**AIM**
Where the data below has the string "EPUB", return the whole line.

**EXCERPTED DATA**
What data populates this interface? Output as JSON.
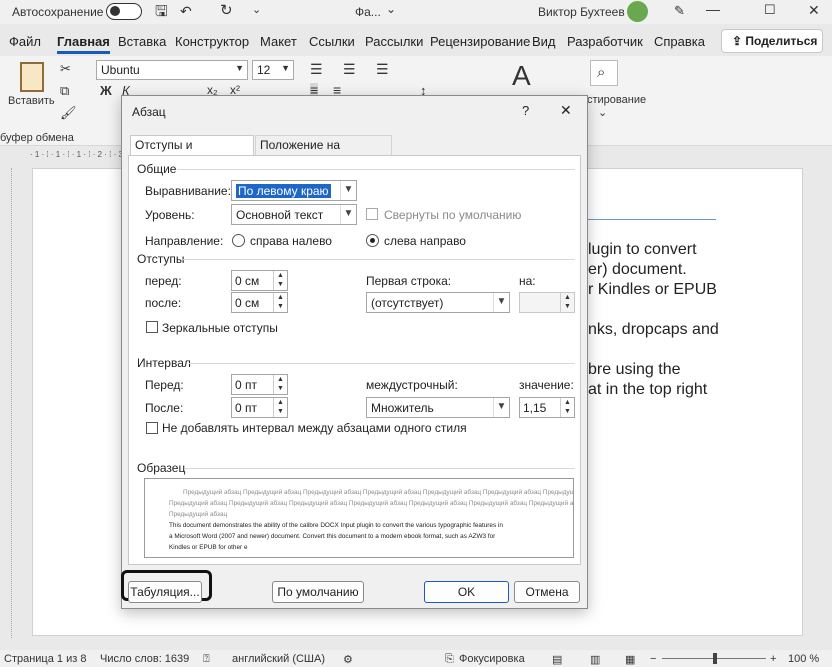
{
  "titlebar": {
    "autosave": "Автосохранение",
    "doc": "Фа...",
    "user": "Виктор Бухтеев",
    "dropdown": "⌄"
  },
  "tabs": [
    "Файл",
    "Главная",
    "Вставка",
    "Конструктор",
    "Макет",
    "Ссылки",
    "Рассылки",
    "Рецензирование",
    "Вид",
    "Разработчик",
    "Справка"
  ],
  "share_label": "Поделиться",
  "ribbon": {
    "paste": "Вставить",
    "clipboard": "буфер обмена",
    "font": "Ubuntu",
    "size": "12",
    "editing": "стирование",
    "bold": "Ж",
    "italic": "К",
    "sub": "x₂",
    "sup": "x²"
  },
  "ruler": "· 1 · ⁞ · 1 · ⁞ · 1 · ⁞ · 2 · ⁞ · 3 · ⁞ · 4 · ⁞ · 5 · ⁞ · 6 · ⁞ · 7 · ⁞ · 8 · ⁞ · 9 · ⁞ · 10 · ⁞ · 11 · ⁞ · 12 · ⁞ · 13 · ⁞ · 14 · ⁞ · 15 · ⁞ · 16 · ⁞ · 17 · ⁞ · 18 · ⁞",
  "doc_lines": [
    "lugin to convert",
    "er) document.",
    "r Kindles or EPUB",
    "nks, dropcaps and",
    "bre using the",
    "at in the top right"
  ],
  "status": {
    "page": "Страница 1 из 8",
    "words": "Число слов: 1639",
    "lang": "английский (США)",
    "focus": "Фокусировка",
    "zoom": "100 %"
  },
  "dialog": {
    "title": "Абзац",
    "help": "?",
    "close": "✕",
    "tab_indents": "Отступы и интервалы",
    "tab_position": "Положение на странице",
    "general": "Общие",
    "align_label": "Выравнивание:",
    "align_value": "По левому краю",
    "level_label": "Уровень:",
    "level_value": "Основной текст",
    "collapsed_label": "Свернуты по умолчанию",
    "direction_label": "Направление:",
    "rtl_label": "справа налево",
    "ltr_label": "слева направо",
    "indents": "Отступы",
    "before_label": "перед:",
    "before_value": "0 см",
    "after_label": "после:",
    "after_value": "0 см",
    "first_line_label": "Первая строка:",
    "first_line_value": "(отсутствует)",
    "on_label": "на:",
    "mirror_label": "Зеркальные отступы",
    "spacing": "Интервал",
    "sp_before_label": "Перед:",
    "sp_before_value": "0 пт",
    "sp_after_label": "После:",
    "sp_after_value": "0 пт",
    "line_label": "междустрочный:",
    "line_value": "Множитель",
    "value_label": "значение:",
    "value_value": "1,15",
    "no_space_label": "Не добавлять интервал между абзацами одного стиля",
    "sample": "Образец",
    "preview_prev": "Предыдущий абзац Предыдущий абзац Предыдущий абзац Предыдущий абзац Предыдущий абзац Предыдущий абзац Предыдущий абзац",
    "preview_prev2": "Предыдущий абзац",
    "preview_text1": "This document demonstrates the ability of the calibre DOCX Input plugin to convert the various typographic features in",
    "preview_text2": "a Microsoft Word (2007 and newer) document. Convert this document to a modern ebook format, such as AZW3 for",
    "preview_text3": "Kindles or EPUB for other e",
    "btn_tabs": "Табуляция...",
    "btn_default": "По умолчанию",
    "btn_ok": "OK",
    "btn_cancel": "Отмена"
  }
}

**EXERCISE SOLUTION**
    "r Kindles or EPUB",
    "preview_text3": "Kindles or EPUB for other e",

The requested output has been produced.